____ Quoted passage

Changing that pattern must come from better training of researchers and changing policy among gatekeepers, including journal editors, in demanding better indicators of whether an exposure or treatment works, he said.
Another option is "that we try to make sure that for all research, each subject matter expert or scientist will have to team with an experienced professional statistician and/or methodologist and make sure that the statistical component is up to par and Pvalues are not misused," he said.
P values are a measure of statistical significance, typically set at less than .05, intended to help readers interpret scientific conclusions. What is widely misunderstood, the authors write, is that P values cannot tell you whether a result is true, or how likely it is that something has no effect.
In a previous essay on the problems with the P value, Steven Goodman, MD, MHS, PhD, professor of medicine (general medical disciplines) and of health research and policy (epidemiology), noted that it is hardly the researchers' fault that the statistic is hard to interpret, as the statistician and biologist R. A. Fischer, who suggested it could be used, "never could describe straightforwardly what it meant from an inferential standpoint."
Despite that difficulty, Dr Goodman does provide a relatively straightforward description of what a P value does mean. "The operational meaning of a P value less than .05 was merely that one should repeat the experiment. If subsequent studies also yielded significant P values, one could conclude that the observed effects were unlikely to be the result of chance alone. So 'significance' is merely that: worthy of attention in the form of meriting more experimentation, but not proof in itself."
Problem Is Not the P Value Itself
Demetrios N. Kyriacou, MD, PhD, a senior editor of JAMA and professor in the Department of Emergency Medicine at Northwestern University Feinberg School of Medicine in Chicago, Illinois, who wrote an accompanying editorial, told Medscape Medical News he agrees with the authors that the problem is not with the P value itself, but the misunderstanding of it and the rigidity of the .05.

________
____ Data excerpts

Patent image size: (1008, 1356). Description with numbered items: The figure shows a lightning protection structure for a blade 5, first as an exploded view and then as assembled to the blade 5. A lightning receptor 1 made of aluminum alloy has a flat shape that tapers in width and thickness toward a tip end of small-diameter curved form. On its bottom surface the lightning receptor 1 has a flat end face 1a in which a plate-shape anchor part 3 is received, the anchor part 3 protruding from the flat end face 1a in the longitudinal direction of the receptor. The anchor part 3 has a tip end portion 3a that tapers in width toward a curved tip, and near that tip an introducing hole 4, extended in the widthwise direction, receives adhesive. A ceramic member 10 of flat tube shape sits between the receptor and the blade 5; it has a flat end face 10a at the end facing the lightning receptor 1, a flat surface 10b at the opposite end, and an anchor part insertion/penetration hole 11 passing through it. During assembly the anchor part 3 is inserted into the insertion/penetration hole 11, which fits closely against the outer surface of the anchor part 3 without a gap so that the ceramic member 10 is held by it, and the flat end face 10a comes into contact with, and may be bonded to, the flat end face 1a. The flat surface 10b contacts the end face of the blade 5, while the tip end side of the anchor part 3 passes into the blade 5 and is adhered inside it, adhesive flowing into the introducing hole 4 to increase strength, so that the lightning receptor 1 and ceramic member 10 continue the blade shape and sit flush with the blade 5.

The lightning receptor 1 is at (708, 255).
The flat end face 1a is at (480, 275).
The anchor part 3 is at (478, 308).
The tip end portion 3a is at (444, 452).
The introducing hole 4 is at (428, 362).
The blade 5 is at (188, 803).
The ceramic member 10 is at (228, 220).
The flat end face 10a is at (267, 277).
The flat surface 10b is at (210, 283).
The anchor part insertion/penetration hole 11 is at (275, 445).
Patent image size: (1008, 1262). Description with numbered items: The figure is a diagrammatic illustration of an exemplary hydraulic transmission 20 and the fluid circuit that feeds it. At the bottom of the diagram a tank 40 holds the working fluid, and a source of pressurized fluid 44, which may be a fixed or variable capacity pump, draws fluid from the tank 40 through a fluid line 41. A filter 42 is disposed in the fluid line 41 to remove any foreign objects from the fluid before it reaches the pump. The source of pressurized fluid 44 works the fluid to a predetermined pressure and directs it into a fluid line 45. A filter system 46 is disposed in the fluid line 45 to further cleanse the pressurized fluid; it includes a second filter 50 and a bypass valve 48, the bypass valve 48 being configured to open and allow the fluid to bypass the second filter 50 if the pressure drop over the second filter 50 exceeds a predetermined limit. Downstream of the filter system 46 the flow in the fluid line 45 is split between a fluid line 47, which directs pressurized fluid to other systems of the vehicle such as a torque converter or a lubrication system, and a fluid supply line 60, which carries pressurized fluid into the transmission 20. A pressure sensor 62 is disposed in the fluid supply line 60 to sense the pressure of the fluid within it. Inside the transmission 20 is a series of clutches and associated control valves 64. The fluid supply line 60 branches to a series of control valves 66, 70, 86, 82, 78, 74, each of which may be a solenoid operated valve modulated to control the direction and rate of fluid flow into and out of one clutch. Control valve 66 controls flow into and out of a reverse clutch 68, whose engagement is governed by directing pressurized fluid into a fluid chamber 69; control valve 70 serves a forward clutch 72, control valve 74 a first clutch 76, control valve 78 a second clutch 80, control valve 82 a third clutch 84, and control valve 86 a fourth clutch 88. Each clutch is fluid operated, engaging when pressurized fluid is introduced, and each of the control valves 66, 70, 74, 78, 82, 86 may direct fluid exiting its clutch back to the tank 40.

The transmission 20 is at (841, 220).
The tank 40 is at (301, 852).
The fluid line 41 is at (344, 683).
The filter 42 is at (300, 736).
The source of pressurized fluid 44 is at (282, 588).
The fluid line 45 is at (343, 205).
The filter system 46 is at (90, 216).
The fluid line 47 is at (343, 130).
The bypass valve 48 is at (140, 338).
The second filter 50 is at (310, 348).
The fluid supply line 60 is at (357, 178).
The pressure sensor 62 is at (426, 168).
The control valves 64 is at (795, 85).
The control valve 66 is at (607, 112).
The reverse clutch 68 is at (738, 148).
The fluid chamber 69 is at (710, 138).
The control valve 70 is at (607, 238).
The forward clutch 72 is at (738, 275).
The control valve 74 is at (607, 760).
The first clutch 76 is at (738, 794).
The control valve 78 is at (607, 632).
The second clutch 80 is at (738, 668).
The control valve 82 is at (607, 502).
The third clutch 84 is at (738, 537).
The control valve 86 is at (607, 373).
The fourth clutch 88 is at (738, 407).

________

Task to carry out - Continue the article about the misuse of P values in research, picking up after its last sentence.

Result of this task -
"If you had a cancer study that compared a new drug to an old treatment and found a P value of .051, that's not much different than a P value of .049. But to determine something is significant is .049, that's really not scientific. It's rather arbitrary," he said.
He gave another example using an imaginary hypothesis that coffee causes lung cancer. Such a study 50 years ago might have shown an impressive P value, but a scientist needs more information to determine that it is not the coffee drinking, but the smoking that can go along with the coffee drinking that causes the lung cancer, he explained.
"The P value gives you a sense of whether there's a relationship, but doesn't tell you whether it is causal or not," he said. "P value gives you mathematical measure of the relationship, but it doesn't tell you if the relationship has scientific validity."
He said the study by Dr Chavalarias and colleagues pointed out a lack of progress in improving scientific literature.
"This study really highlights how few articles are including confidence intervals, which are really more important than P values," he said. "That has been the recommendation of statisticians and epidemiologists for many years, but I think clinicians doing research or investigators feel they have reached statistical significance and that's the most important part."
He said the greatest basic danger of incorrect use of the P value is that "it could lead to a belief that some finding is true when it's not or not true when it is."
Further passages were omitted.